- _RECORDS FOR THE TASK_
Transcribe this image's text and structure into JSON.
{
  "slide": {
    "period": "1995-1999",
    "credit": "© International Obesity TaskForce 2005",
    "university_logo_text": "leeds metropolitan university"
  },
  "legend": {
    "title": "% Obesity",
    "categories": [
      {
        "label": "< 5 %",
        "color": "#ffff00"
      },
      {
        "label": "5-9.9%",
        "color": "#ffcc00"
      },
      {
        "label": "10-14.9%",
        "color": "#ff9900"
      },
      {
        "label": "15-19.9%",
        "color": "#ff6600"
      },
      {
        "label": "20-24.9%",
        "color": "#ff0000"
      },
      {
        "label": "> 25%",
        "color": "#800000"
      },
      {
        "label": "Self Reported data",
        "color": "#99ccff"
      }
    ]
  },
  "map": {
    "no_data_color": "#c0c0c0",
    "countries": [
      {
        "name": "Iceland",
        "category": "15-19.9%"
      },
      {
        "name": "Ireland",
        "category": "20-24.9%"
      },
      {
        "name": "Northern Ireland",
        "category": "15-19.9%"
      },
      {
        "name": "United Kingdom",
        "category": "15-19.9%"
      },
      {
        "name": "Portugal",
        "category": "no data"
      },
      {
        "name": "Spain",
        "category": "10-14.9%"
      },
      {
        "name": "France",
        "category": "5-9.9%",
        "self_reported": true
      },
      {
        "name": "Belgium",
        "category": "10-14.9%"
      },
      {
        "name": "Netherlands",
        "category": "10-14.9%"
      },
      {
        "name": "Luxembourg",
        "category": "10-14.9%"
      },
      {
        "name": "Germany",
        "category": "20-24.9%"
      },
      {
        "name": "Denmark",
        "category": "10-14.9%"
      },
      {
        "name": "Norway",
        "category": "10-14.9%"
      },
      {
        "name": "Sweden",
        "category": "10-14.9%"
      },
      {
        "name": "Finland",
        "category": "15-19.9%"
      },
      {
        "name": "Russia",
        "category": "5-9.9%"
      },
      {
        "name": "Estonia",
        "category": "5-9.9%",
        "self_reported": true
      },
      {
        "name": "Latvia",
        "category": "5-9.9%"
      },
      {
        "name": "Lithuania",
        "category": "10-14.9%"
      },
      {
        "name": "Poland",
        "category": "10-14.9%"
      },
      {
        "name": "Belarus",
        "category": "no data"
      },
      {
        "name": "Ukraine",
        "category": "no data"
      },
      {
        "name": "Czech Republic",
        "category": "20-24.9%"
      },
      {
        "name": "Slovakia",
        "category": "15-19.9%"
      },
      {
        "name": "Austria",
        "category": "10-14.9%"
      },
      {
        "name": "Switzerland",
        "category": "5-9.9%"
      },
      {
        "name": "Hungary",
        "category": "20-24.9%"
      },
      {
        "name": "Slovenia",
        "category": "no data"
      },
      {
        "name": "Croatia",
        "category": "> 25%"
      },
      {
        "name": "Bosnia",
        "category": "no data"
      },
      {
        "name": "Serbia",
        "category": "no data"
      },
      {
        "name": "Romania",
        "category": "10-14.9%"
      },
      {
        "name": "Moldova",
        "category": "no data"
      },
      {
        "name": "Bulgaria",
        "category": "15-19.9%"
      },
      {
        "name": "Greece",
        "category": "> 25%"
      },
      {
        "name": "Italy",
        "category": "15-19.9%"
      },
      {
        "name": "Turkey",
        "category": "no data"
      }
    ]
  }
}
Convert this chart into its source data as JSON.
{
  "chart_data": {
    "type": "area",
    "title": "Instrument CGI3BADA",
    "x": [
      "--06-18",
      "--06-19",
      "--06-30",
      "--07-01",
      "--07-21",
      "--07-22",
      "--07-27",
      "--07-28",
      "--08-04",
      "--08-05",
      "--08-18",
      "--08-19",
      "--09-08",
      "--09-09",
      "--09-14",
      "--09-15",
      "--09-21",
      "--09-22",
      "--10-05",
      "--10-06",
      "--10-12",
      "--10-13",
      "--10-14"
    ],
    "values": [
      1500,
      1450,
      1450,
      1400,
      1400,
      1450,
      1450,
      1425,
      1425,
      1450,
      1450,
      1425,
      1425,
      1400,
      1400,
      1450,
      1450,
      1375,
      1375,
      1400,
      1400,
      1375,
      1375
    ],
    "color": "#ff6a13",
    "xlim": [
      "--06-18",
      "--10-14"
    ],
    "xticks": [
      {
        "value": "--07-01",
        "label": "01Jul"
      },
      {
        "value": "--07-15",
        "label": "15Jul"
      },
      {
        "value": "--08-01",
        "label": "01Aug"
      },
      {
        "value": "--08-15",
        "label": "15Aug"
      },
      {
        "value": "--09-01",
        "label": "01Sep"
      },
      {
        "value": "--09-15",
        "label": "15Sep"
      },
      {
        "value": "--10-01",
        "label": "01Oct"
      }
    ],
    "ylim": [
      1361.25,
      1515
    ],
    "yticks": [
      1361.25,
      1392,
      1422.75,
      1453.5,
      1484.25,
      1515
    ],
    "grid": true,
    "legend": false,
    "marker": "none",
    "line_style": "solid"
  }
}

- _GIVEN PROBLEM_
Among the records above, find each line holding the string "Ireland" and pull it out.

- _EXERCISE SOLUTION_
        "name": "Ireland",
        "name": "Northern Ireland",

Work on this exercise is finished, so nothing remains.